[WRITTEN REQUEST]
Would you restate, exactly as they appear, the lines from the one containing "What data populates" through the end of the data below?

╭──

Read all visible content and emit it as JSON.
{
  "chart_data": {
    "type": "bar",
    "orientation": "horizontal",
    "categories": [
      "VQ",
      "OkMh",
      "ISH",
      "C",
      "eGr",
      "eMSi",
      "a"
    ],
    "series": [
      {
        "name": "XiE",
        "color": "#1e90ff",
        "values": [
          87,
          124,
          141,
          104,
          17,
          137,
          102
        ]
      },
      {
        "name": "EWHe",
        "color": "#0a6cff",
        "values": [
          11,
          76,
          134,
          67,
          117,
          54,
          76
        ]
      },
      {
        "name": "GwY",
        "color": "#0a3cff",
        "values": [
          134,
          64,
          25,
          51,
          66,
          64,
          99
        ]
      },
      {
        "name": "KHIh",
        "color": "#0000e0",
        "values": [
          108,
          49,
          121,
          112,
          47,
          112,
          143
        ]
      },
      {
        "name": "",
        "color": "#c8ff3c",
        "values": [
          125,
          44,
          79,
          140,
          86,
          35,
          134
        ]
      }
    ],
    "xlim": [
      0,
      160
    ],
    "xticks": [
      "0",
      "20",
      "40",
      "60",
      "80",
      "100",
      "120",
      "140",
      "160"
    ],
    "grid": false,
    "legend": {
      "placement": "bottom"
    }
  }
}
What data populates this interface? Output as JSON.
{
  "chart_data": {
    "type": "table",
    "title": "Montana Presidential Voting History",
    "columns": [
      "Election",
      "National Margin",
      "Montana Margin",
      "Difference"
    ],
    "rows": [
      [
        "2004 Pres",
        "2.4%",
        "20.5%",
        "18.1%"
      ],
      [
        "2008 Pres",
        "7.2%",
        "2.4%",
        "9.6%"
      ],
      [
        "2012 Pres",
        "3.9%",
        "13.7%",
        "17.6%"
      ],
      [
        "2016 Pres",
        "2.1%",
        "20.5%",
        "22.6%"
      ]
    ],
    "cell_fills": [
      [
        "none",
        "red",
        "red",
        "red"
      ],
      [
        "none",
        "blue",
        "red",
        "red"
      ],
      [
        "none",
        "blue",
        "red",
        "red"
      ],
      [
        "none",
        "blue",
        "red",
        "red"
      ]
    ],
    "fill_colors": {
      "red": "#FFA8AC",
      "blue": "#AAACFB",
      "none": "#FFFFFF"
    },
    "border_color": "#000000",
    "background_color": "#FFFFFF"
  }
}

╰──

[RESULT OF THIS TASK]
What data populates this interface? Output as JSON.
{
  "chart_data": {
    "type": "table",
    "title": "Montana Presidential Voting History",
    "columns": [
      "Election",
      "National Margin",
      "Montana Margin",
      "Difference"
    ],
    "rows": [
      [
        "2004 Pres",
        "2.4%",
        "20.5%",
        "18.1%"
      ],
      [
        "2008 Pres",
        "7.2%",
        "2.4%",
        "9.6%"
      ],
      [
        "2012 Pres",
        "3.9%",
        "13.7%",
        "17.6%"
      ],
      [
        "2016 Pres",
        "2.1%",
        "20.5%",
        "22.6%"
      ]
    ],
    "cell_fills": [
      [
        "none",
        "red",
        "red",
        "red"
      ],
      [
        "none",
        "blue",
        "red",
        "red"
      ],
      [
        "none",
        "blue",
        "red",
        "red"
      ],
      [
        "none",
        "blue",
        "red",
        "red"
      ]
    ],
    "fill_colors": {
      "red": "#FFA8AC",
      "blue": "#AAACFB",
      "none": "#FFFFFF"
    },
    "border_color": "#000000",
    "background_color": "#FFFFFF"
  }
}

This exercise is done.